Exercise description: Reproduce all of the data exactly, with no line skipped.

════════════════

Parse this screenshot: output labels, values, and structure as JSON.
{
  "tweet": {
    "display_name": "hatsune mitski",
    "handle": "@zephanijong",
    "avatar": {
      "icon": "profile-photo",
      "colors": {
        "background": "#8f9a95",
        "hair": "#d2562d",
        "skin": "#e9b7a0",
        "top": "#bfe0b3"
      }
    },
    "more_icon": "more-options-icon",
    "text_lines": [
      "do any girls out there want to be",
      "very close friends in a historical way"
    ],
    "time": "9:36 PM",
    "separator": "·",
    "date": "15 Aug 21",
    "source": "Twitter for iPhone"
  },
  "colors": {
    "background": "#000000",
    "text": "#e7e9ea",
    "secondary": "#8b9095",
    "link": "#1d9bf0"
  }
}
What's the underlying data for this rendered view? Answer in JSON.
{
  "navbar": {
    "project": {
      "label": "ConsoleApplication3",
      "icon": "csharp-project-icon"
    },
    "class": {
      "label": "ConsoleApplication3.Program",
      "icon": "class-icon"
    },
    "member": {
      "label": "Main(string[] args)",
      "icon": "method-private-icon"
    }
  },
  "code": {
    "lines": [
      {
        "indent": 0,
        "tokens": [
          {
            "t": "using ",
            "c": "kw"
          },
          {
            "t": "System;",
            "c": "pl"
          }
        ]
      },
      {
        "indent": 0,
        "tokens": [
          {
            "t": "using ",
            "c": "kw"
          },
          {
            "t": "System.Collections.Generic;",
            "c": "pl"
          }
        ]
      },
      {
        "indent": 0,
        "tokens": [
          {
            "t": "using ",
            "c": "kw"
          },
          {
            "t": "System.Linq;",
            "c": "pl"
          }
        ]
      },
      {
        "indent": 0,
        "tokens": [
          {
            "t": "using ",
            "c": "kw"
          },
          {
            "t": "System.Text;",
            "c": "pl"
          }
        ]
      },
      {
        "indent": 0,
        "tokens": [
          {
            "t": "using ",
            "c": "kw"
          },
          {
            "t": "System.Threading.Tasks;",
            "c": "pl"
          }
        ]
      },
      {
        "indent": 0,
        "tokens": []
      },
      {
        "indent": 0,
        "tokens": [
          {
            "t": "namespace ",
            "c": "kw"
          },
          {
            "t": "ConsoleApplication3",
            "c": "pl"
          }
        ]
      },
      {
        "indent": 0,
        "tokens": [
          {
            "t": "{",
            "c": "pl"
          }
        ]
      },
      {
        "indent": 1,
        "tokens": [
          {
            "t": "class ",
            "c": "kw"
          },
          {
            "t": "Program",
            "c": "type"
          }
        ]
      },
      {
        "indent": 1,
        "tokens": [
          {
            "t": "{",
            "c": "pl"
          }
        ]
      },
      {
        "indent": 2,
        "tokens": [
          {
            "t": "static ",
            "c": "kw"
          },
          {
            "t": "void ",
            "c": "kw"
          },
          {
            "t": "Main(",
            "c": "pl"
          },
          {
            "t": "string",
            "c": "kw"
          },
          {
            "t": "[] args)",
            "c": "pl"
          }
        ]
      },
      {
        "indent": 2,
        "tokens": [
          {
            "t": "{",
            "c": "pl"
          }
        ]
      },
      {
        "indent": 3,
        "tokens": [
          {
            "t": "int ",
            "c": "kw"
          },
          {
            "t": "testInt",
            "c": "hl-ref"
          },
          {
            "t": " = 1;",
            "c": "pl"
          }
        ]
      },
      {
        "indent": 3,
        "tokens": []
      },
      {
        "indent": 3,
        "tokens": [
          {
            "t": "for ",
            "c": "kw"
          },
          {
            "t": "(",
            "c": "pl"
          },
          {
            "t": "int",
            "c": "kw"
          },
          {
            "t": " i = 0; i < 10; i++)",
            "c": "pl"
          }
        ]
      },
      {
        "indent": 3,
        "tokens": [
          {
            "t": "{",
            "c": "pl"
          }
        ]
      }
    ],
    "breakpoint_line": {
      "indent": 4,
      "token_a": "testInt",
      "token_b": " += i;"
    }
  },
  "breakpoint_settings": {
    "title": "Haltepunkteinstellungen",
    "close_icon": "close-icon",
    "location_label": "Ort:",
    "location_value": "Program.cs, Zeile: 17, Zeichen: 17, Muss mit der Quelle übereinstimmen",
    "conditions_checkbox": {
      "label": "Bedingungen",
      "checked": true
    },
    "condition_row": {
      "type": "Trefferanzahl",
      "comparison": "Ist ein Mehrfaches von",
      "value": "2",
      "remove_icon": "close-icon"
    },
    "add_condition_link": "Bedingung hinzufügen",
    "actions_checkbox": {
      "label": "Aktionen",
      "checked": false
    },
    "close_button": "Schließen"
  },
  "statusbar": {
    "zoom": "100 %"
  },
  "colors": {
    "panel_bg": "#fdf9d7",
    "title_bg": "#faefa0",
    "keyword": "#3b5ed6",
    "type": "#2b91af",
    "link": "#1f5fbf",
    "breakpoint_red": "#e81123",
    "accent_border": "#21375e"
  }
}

════════════════

Solution for this exercise:
Parse this screenshot: output labels, values, and structure as JSON.
{
  "tweet": {
    "display_name": "hatsune mitski",
    "handle": "@zephanijong",
    "avatar": {
      "icon": "profile-photo",
      "colors": {
        "background": "#8f9a95",
        "hair": "#d2562d",
        "skin": "#e9b7a0",
        "top": "#bfe0b3"
      }
    },
    "more_icon": "more-options-icon",
    "text_lines": [
      "do any girls out there want to be",
      "very close friends in a historical way"
    ],
    "time": "9:36 PM",
    "separator": "·",
    "date": "15 Aug 21",
    "source": "Twitter for iPhone"
  },
  "colors": {
    "background": "#000000",
    "text": "#e7e9ea",
    "secondary": "#8b9095",
    "link": "#1d9bf0"
  }
}
What's the underlying data for this rendered view? Answer in JSON.
{
  "navbar": {
    "project": {
      "label": "ConsoleApplication3",
      "icon": "csharp-project-icon"
    },
    "class": {
      "label": "ConsoleApplication3.Program",
      "icon": "class-icon"
    },
    "member": {
      "label": "Main(string[] args)",
      "icon": "method-private-icon"
    }
  },
  "code": {
    "lines": [
      {
        "indent": 0,
        "tokens": [
          {
            "t": "using ",
            "c": "kw"
          },
          {
            "t": "System;",
            "c": "pl"
          }
        ]
      },
      {
        "indent": 0,
        "tokens": [
          {
            "t": "using ",
            "c": "kw"
          },
          {
            "t": "System.Collections.Generic;",
            "c": "pl"
          }
        ]
      },
      {
        "indent": 0,
        "tokens": [
          {
            "t": "using ",
            "c": "kw"
          },
          {
            "t": "System.Linq;",
            "c": "pl"
          }
        ]
      },
      {
        "indent": 0,
        "tokens": [
          {
            "t": "using ",
            "c": "kw"
          },
          {
            "t": "System.Text;",
            "c": "pl"
          }
        ]
      },
      {
        "indent": 0,
        "tokens": [
          {
            "t": "using ",
            "c": "kw"
          },
          {
            "t": "System.Threading.Tasks;",
            "c": "pl"
          }
        ]
      },
      {
        "indent": 0,
        "tokens": []
      },
      {
        "indent": 0,
        "tokens": [
          {
            "t": "namespace ",
            "c": "kw"
          },
          {
            "t": "ConsoleApplication3",
            "c": "pl"
          }
        ]
      },
      {
        "indent": 0,
        "tokens": [
          {
            "t": "{",
            "c": "pl"
          }
        ]
      },
      {
        "indent": 1,
        "tokens": [
          {
            "t": "class ",
            "c": "kw"
          },
          {
            "t": "Program",
            "c": "type"
          }
        ]
      },
      {
        "indent": 1,
        "tokens": [
          {
            "t": "{",
            "c": "pl"
          }
        ]
      },
      {
        "indent": 2,
        "tokens": [
          {
            "t": "static ",
            "c": "kw"
          },
          {
            "t": "void ",
            "c": "kw"
          },
          {
            "t": "Main(",
            "c": "pl"
          },
          {
            "t": "string",
            "c": "kw"
          },
          {
            "t": "[] args)",
            "c": "pl"
          }
        ]
      },
      {
        "indent": 2,
        "tokens": [
          {
            "t": "{",
            "c": "pl"
          }
        ]
      },
      {
        "indent": 3,
        "tokens": [
          {
            "t": "int ",
            "c": "kw"
          },
          {
            "t": "testInt",
            "c": "hl-ref"
          },
          {
            "t": " = 1;",
            "c": "pl"
          }
        ]
      },
      {
        "indent": 3,
        "tokens": []
      },
      {
        "indent": 3,
        "tokens": [
          {
            "t": "for ",
            "c": "kw"
          },
          {
            "t": "(",
            "c": "pl"
          },
          {
            "t": "int",
            "c": "kw"
          },
          {
            "t": " i = 0; i < 10; i++)",
            "c": "pl"
          }
        ]
      },
      {
        "indent": 3,
        "tokens": [
          {
            "t": "{",
            "c": "pl"
          }
        ]
      }
    ],
    "breakpoint_line": {
      "indent": 4,
      "token_a": "testInt",
      "token_b": " += i;"
    }
  },
  "breakpoint_settings": {
    "title": "Haltepunkteinstellungen",
    "close_icon": "close-icon",
    "location_label": "Ort:",
    "location_value": "Program.cs, Zeile: 17, Zeichen: 17, Muss mit der Quelle übereinstimmen",
    "conditions_checkbox": {
      "label": "Bedingungen",
      "checked": true
    },
    "condition_row": {
      "type": "Trefferanzahl",
      "comparison": "Ist ein Mehrfaches von",
      "value": "2",
      "remove_icon": "close-icon"
    },
    "add_condition_link": "Bedingung hinzufügen",
    "actions_checkbox": {
      "label": "Aktionen",
      "checked": false
    },
    "close_button": "Schließen"
  },
  "statusbar": {
    "zoom": "100 %"
  },
  "colors": {
    "panel_bg": "#fdf9d7",
    "title_bg": "#faefa0",
    "keyword": "#3b5ed6",
    "type": "#2b91af",
    "link": "#1f5fbf",
    "breakpoint_red": "#e81123",
    "accent_border": "#21375e"
  }
}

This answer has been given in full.